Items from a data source
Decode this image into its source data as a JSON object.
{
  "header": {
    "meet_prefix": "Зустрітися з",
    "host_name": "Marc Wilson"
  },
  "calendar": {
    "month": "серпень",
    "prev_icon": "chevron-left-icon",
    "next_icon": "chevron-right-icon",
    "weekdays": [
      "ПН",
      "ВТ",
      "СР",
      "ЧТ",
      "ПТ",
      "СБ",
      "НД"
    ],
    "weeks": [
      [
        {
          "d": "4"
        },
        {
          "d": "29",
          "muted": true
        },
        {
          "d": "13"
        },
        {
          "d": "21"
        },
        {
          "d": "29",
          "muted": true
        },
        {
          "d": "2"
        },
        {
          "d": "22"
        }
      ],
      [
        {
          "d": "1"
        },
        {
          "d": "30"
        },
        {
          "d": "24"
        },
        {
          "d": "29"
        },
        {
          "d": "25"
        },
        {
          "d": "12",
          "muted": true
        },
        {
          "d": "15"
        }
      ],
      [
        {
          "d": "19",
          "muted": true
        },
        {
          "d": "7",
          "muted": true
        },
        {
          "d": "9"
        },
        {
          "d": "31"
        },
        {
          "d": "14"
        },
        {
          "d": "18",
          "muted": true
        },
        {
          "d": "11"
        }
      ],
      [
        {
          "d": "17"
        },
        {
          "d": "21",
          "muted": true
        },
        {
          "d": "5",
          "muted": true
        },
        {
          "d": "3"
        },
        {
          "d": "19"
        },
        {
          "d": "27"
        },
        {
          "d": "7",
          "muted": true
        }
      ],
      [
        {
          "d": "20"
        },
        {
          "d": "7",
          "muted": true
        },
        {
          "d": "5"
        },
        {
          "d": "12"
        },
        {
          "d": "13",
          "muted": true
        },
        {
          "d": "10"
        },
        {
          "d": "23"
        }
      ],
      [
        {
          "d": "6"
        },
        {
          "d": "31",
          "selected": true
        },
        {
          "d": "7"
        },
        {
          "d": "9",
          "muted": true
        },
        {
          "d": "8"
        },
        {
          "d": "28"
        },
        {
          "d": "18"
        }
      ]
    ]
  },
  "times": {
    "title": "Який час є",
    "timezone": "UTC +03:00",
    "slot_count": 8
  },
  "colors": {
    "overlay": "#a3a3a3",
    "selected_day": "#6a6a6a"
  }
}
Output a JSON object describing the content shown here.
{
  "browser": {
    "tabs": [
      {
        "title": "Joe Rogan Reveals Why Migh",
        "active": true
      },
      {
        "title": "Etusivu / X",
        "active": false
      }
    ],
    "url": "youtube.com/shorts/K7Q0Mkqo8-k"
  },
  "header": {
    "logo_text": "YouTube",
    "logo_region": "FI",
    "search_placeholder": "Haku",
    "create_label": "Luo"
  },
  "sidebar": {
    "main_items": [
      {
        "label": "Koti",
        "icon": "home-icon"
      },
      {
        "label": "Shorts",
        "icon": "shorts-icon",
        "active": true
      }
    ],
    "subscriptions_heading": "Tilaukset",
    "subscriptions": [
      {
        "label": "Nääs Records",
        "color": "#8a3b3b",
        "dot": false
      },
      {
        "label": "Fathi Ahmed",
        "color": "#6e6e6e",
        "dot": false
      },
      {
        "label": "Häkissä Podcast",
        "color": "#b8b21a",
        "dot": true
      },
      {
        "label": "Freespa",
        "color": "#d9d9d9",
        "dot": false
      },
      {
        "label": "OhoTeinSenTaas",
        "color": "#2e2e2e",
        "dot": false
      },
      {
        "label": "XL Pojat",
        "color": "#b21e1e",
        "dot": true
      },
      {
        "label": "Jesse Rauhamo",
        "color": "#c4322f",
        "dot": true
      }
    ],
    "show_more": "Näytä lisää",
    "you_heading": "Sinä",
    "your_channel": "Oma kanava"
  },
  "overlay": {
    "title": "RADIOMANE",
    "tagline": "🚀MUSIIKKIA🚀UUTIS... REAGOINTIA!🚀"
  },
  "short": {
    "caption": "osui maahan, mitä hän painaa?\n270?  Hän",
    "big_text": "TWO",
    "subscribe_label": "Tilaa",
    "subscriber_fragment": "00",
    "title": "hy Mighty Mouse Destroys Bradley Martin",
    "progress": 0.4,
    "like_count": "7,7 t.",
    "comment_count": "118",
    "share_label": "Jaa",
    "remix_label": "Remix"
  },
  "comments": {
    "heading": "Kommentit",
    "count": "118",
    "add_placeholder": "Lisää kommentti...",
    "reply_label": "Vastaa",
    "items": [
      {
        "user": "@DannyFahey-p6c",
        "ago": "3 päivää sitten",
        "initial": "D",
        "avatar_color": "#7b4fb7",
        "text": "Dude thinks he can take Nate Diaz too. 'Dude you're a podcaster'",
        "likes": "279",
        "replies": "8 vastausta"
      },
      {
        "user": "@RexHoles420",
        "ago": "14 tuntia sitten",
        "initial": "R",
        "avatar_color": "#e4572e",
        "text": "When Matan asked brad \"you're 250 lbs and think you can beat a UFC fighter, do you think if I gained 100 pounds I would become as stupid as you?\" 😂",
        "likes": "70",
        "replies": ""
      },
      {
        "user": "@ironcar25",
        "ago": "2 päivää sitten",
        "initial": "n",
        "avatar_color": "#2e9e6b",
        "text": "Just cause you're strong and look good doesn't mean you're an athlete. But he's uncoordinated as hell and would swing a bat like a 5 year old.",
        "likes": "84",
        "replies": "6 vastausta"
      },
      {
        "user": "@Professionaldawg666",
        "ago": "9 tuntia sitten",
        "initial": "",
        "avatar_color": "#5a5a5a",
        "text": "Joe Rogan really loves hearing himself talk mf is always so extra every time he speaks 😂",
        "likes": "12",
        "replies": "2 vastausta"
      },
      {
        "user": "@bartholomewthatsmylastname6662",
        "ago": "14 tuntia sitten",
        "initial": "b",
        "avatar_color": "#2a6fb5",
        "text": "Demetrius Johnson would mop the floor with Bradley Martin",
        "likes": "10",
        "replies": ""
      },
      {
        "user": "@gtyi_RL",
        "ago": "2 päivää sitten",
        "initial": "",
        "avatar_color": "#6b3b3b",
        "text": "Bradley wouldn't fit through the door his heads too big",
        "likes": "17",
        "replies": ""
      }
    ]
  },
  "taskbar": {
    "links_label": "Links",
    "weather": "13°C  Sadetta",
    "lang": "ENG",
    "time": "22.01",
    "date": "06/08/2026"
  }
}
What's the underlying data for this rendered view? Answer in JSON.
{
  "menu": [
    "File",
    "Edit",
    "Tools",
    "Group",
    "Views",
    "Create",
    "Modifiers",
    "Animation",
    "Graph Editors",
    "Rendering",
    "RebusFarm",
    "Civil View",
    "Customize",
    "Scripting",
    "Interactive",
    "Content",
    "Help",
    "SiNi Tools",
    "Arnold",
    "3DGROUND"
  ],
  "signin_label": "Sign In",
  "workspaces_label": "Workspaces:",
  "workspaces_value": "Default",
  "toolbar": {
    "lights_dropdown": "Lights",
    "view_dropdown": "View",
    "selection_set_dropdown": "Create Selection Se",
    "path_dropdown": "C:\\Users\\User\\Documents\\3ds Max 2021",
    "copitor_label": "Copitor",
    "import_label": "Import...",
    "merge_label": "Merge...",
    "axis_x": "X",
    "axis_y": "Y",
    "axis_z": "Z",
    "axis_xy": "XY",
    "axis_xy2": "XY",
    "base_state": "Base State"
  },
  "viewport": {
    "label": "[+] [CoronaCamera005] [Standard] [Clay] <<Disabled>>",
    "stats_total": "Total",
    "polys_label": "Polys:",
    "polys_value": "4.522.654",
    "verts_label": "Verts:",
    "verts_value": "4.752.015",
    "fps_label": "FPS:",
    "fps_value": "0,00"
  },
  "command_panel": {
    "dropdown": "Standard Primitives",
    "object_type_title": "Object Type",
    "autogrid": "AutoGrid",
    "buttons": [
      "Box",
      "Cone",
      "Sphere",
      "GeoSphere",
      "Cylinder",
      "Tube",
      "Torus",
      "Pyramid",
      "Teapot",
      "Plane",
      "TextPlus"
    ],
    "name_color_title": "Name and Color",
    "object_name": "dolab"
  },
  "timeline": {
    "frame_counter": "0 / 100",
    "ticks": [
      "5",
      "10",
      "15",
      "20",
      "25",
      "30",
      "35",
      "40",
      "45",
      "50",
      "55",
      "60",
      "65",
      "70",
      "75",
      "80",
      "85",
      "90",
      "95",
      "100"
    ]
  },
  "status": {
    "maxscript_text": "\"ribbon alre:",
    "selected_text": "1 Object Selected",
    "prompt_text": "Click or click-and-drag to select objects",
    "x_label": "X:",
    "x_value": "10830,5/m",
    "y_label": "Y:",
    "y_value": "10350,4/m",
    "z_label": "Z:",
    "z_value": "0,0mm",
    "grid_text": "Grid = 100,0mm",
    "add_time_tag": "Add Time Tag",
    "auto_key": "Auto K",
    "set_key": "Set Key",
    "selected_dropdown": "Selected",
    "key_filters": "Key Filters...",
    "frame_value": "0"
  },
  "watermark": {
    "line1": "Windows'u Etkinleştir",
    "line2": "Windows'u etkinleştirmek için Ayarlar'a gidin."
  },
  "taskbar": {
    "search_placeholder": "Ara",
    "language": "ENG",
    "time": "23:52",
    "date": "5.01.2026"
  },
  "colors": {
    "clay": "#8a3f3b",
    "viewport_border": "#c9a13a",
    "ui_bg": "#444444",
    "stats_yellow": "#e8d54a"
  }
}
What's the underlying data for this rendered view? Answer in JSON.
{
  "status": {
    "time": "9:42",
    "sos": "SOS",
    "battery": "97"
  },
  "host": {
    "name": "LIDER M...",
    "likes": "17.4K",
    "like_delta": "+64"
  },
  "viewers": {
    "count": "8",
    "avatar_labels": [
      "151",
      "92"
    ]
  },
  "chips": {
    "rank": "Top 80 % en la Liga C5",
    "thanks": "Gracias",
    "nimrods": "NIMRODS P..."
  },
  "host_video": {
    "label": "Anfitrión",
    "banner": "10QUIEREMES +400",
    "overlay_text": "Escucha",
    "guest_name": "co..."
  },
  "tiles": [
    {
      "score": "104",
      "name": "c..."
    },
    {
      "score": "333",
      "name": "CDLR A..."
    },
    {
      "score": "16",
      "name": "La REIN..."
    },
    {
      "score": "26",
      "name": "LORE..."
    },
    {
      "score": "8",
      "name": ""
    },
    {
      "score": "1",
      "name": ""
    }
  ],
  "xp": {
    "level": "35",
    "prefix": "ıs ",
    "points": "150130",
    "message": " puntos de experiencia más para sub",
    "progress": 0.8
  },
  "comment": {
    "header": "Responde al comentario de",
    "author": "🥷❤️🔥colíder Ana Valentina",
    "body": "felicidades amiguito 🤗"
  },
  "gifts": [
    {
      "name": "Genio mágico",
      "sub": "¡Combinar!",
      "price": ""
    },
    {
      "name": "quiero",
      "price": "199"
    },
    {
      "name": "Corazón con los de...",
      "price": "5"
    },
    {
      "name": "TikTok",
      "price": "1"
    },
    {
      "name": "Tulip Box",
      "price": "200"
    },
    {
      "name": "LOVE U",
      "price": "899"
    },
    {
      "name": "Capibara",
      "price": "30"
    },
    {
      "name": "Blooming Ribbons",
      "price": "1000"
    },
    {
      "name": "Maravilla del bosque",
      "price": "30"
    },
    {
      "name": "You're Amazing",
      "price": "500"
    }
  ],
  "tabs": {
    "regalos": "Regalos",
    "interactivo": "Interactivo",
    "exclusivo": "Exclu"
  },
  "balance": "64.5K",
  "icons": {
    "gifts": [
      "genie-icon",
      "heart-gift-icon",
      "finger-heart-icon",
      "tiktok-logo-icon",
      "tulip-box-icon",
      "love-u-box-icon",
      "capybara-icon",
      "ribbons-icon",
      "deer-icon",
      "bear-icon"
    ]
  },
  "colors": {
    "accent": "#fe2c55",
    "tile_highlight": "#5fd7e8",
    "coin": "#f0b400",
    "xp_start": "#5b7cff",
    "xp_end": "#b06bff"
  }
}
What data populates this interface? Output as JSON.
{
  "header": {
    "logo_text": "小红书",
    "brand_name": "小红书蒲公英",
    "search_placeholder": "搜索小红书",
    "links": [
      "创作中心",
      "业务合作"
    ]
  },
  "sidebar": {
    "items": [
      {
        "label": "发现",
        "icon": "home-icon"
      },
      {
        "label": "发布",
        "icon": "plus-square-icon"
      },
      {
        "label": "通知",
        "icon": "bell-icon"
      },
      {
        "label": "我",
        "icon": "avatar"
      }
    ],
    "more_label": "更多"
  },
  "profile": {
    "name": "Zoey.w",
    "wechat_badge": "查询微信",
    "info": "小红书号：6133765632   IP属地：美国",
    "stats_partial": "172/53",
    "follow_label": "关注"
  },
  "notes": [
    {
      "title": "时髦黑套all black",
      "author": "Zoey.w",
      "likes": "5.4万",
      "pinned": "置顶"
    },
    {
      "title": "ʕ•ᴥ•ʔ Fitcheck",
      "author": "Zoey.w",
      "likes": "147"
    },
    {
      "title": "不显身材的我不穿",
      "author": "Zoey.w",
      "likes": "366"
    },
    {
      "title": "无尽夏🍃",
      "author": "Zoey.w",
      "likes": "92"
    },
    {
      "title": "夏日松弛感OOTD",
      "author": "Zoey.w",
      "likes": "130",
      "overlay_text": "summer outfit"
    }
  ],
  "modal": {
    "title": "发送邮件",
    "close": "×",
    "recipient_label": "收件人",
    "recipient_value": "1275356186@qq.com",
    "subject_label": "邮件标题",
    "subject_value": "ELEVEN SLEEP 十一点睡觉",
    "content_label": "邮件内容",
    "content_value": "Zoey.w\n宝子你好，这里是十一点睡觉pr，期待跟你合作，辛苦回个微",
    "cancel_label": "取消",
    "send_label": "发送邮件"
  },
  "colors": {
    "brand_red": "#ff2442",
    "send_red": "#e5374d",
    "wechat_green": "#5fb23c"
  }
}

INSTRUCTIONS FOR THE TASK
Set out every line from the material that contains the string "price".

CORRECT ANSWER
      "price": ""
      "price": "199"
      "price": "5"
      "price": "1"
      "price": "200"
      "price": "899"
      "price": "30"
      "price": "1000"
      "price": "30"
      "price": "500"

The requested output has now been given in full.